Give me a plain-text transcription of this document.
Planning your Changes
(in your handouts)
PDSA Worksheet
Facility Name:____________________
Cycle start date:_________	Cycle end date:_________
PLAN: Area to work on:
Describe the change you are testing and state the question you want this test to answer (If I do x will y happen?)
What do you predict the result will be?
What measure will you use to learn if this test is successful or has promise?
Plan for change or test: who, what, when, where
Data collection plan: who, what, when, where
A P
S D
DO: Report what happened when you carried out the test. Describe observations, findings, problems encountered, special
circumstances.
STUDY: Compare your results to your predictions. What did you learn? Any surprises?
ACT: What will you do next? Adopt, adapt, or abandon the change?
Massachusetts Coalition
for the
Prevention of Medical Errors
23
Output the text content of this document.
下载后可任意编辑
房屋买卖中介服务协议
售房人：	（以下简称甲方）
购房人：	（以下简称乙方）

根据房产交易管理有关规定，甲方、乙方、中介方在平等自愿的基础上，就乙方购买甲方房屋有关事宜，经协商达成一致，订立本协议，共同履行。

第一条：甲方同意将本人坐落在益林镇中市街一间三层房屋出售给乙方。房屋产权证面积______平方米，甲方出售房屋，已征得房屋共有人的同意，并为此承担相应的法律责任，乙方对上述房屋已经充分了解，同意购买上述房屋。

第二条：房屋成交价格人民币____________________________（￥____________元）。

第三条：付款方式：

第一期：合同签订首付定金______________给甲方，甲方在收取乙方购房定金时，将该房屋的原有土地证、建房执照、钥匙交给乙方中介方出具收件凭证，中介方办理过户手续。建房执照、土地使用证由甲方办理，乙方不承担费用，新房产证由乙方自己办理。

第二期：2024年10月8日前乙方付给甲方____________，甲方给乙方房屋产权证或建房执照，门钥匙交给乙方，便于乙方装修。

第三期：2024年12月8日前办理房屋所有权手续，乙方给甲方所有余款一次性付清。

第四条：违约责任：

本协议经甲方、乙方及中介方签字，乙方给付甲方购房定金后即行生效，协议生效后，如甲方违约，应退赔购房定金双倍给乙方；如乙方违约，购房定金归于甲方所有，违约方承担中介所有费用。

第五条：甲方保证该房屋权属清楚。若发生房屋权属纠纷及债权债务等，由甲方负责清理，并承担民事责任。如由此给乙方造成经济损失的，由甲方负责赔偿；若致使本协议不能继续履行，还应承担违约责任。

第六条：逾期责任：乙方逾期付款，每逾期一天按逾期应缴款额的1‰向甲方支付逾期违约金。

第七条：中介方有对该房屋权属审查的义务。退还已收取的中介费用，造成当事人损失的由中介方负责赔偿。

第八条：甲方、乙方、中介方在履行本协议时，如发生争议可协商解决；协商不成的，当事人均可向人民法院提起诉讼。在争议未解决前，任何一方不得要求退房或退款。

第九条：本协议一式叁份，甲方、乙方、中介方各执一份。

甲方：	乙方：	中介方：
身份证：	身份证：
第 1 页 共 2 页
====================
* Problem requirements: Go through the records above and set each one down exactly, please.

* Exercise output:
Give me a plain-text transcription of this document.
Planning your Changes
(in your handouts)
PDSA Worksheet
Facility Name:____________________
Cycle start date:_________	Cycle end date:_________
PLAN: Area to work on:
Describe the change you are testing and state the question you want this test to answer (If I do x will y happen?)
What do you predict the result will be?
What measure will you use to learn if this test is successful or has promise?
Plan for change or test: who, what, when, where
Data collection plan: who, what, when, where
A P
S D
DO: Report what happened when you carried out the test. Describe observations, findings, problems encountered, special
circumstances.
STUDY: Compare your results to your predictions. What did you learn? Any surprises?
ACT: What will you do next? Adopt, adapt, or abandon the change?
Massachusetts Coalition
for the
Prevention of Medical Errors
23
Output the text content of this document.
下载后可任意编辑
房屋买卖中介服务协议
售房人：	（以下简称甲方）
购房人：	（以下简称乙方）

根据房产交易管理有关规定，甲方、乙方、中介方在平等自愿的基础上，就乙方购买甲方房屋有关事宜，经协商达成一致，订立本协议，共同履行。

第一条：甲方同意将本人坐落在益林镇中市街一间三层房屋出售给乙方。房屋产权证面积______平方米，甲方出售房屋，已征得房屋共有人的同意，并为此承担相应的法律责任，乙方对上述房屋已经充分了解，同意购买上述房屋。

第二条：房屋成交价格人民币____________________________（￥____________元）。

第三条：付款方式：

第一期：合同签订首付定金______________给甲方，甲方在收取乙方购房定金时，将该房屋的原有土地证、建房执照、钥匙交给乙方中介方出具收件凭证，中介方办理过户手续。建房执照、土地使用证由甲方办理，乙方不承担费用，新房产证由乙方自己办理。

第二期：2024年10月8日前乙方付给甲方____________，甲方给乙方房屋产权证或建房执照，门钥匙交给乙方，便于乙方装修。

第三期：2024年12月8日前办理房屋所有权手续，乙方给甲方所有余款一次性付清。

第四条：违约责任：

本协议经甲方、乙方及中介方签字，乙方给付甲方购房定金后即行生效，协议生效后，如甲方违约，应退赔购房定金双倍给乙方；如乙方违约，购房定金归于甲方所有，违约方承担中介所有费用。

第五条：甲方保证该房屋权属清楚。若发生房屋权属纠纷及债权债务等，由甲方负责清理，并承担民事责任。如由此给乙方造成经济损失的，由甲方负责赔偿；若致使本协议不能继续履行，还应承担违约责任。

第六条：逾期责任：乙方逾期付款，每逾期一天按逾期应缴款额的1‰向甲方支付逾期违约金。

第七条：中介方有对该房屋权属审查的义务。退还已收取的中介费用，造成当事人损失的由中介方负责赔偿。

第八条：甲方、乙方、中介方在履行本协议时，如发生争议可协商解决；协商不成的，当事人均可向人民法院提起诉讼。在争议未解决前，任何一方不得要求退房或退款。

第九条：本协议一式叁份，甲方、乙方、中介方各执一份。

甲方：	乙方：	中介方：
身份证：	身份证：
第 1 页 共 2 页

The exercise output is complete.